Task >> Find each line containing the string "Control". Copy it.
#### Input data ####
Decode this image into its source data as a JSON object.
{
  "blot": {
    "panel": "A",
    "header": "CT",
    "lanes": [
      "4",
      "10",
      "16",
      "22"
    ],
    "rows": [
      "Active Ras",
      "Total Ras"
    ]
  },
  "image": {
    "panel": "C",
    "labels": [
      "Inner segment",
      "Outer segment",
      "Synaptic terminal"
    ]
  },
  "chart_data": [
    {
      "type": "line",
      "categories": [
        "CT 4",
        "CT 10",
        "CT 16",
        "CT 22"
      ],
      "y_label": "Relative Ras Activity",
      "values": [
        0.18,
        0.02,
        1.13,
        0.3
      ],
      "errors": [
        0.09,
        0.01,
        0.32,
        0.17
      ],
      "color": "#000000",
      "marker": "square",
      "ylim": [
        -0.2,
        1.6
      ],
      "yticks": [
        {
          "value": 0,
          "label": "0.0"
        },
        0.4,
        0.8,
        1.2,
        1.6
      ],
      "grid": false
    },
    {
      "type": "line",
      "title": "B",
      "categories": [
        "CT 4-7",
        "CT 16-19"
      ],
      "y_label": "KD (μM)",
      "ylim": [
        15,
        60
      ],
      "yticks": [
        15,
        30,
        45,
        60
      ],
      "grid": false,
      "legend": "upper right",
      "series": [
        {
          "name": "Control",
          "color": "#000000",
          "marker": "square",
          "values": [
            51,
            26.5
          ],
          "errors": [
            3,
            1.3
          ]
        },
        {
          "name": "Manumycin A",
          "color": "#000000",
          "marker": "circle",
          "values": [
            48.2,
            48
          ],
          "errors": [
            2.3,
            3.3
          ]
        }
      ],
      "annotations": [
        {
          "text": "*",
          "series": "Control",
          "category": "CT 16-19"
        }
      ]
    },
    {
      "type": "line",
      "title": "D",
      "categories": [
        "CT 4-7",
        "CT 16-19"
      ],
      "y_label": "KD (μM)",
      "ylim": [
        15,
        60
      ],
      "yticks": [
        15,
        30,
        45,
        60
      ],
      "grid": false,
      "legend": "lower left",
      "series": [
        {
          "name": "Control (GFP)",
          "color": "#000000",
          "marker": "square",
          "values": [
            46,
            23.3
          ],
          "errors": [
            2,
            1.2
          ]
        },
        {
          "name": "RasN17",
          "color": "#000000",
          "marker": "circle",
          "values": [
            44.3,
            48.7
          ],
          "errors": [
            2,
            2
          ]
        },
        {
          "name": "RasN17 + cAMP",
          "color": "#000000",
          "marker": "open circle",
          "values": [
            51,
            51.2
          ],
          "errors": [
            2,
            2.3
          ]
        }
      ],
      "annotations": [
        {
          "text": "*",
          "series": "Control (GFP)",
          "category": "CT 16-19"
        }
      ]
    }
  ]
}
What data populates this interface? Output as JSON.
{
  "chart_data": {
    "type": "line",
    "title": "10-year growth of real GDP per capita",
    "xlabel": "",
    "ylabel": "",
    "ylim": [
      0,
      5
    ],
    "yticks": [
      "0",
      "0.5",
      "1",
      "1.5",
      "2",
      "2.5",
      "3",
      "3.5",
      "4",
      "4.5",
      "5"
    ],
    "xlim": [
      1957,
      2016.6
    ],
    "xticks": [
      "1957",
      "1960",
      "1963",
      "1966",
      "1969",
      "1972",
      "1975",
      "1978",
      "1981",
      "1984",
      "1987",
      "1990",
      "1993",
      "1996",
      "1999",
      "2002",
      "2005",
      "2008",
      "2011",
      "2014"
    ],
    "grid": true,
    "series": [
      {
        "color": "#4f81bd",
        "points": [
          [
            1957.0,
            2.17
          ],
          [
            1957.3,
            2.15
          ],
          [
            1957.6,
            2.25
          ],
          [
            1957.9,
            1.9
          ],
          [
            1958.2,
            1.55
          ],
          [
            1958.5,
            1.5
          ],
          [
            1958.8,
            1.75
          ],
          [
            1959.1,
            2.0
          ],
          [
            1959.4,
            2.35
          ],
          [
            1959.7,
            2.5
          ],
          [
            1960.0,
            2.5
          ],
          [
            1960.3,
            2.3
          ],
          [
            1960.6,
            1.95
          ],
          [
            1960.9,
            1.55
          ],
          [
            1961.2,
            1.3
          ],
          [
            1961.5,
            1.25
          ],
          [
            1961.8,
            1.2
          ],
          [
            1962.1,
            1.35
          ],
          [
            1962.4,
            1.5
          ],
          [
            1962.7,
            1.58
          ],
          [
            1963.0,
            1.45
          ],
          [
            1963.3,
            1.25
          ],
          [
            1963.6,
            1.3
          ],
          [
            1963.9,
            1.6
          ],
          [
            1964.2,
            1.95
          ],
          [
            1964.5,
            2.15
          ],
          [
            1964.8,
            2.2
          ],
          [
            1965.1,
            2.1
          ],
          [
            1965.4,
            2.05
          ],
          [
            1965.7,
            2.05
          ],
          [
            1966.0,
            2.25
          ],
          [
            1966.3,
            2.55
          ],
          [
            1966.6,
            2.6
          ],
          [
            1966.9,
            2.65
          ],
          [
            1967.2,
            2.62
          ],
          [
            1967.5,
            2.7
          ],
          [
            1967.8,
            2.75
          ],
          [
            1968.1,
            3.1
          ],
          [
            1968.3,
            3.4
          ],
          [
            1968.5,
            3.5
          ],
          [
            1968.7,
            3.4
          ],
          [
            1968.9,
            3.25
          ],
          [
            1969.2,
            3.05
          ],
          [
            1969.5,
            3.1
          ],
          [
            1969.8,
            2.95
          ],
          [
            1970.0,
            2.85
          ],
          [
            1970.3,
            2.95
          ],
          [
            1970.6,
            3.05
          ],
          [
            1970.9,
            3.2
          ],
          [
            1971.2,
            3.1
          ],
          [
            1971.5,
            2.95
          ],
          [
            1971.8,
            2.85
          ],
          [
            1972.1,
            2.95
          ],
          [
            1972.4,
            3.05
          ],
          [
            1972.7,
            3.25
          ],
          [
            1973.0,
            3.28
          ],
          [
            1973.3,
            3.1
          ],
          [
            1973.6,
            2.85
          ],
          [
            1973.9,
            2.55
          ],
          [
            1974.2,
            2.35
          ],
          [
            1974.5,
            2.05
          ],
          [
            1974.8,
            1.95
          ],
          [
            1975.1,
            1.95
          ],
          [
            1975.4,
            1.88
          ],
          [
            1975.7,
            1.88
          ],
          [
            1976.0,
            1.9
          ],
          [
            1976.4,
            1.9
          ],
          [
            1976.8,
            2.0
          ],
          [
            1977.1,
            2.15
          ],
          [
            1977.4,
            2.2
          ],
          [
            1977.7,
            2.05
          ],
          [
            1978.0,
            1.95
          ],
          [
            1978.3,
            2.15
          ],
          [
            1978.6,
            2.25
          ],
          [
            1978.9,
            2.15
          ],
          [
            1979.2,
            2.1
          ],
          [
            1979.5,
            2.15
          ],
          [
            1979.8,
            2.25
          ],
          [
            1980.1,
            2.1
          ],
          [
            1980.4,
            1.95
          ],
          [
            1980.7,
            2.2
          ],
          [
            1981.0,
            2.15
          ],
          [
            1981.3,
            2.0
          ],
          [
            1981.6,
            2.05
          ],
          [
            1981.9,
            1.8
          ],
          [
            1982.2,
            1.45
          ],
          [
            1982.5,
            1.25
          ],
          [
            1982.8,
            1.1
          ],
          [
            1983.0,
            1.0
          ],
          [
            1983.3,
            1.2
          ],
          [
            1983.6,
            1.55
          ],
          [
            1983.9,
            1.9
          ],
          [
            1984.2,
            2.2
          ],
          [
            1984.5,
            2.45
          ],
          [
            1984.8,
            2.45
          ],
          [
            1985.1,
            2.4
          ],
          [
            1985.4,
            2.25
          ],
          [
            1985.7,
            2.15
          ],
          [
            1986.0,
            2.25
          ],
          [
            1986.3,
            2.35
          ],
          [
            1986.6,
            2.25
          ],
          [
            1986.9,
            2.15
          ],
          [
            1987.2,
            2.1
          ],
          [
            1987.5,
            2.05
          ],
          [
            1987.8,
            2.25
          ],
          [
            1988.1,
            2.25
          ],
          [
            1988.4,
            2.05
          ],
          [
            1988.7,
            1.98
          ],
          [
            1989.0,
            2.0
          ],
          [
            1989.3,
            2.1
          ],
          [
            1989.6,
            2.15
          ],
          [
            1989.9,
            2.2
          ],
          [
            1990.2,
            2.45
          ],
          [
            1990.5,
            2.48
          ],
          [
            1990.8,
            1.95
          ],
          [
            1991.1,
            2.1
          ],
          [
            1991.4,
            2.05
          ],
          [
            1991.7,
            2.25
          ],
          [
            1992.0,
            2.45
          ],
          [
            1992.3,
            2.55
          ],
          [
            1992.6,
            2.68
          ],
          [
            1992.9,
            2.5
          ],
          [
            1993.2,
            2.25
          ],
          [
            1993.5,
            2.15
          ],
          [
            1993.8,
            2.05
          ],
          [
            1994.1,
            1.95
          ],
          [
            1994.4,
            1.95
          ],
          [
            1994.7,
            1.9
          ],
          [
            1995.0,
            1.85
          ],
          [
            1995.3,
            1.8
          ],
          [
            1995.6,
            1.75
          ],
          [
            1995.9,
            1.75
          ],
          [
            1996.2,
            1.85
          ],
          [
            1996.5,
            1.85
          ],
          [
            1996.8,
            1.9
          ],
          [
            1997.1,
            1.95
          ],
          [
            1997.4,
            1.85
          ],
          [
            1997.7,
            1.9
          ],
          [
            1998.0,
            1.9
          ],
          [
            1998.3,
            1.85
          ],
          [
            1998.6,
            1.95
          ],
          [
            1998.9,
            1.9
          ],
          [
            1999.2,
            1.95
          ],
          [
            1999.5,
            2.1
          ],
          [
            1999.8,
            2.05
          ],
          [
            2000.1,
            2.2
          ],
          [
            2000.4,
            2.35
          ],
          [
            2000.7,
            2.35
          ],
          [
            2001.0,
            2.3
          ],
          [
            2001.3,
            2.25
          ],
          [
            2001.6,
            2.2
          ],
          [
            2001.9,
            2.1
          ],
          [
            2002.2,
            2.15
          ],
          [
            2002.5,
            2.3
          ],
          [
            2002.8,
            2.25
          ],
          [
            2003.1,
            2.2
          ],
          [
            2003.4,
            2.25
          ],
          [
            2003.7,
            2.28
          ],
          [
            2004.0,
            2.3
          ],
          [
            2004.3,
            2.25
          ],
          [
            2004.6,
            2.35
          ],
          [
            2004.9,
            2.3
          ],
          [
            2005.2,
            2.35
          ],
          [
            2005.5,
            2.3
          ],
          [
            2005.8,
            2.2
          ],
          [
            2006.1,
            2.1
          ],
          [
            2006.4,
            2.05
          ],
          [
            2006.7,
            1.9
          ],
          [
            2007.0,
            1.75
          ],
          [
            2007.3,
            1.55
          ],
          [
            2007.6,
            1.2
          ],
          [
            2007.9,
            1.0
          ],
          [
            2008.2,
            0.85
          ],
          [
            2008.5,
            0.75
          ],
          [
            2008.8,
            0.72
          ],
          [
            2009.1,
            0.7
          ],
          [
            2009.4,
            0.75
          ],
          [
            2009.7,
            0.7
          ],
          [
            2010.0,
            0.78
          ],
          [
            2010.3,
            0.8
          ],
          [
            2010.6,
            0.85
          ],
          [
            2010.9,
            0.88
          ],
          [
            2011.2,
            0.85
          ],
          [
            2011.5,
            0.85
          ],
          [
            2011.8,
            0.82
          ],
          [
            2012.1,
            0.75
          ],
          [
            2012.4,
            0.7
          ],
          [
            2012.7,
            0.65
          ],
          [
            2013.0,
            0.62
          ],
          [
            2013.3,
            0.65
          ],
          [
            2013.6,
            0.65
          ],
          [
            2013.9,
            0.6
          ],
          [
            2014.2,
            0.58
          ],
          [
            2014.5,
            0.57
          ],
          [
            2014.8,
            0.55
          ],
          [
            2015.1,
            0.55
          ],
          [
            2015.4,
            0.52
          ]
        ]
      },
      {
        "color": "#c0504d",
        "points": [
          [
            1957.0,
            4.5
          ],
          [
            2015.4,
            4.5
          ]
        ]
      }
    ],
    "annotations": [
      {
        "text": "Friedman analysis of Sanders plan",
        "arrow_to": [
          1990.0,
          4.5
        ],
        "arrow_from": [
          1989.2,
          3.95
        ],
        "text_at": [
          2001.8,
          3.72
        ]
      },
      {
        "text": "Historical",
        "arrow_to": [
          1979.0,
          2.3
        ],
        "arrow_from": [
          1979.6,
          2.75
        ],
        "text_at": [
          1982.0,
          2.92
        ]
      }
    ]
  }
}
####
Answer for the task >>
          "name": "Control",
          "series": "Control",
          "name": "Control (GFP)",
          "series": "Control (GFP)",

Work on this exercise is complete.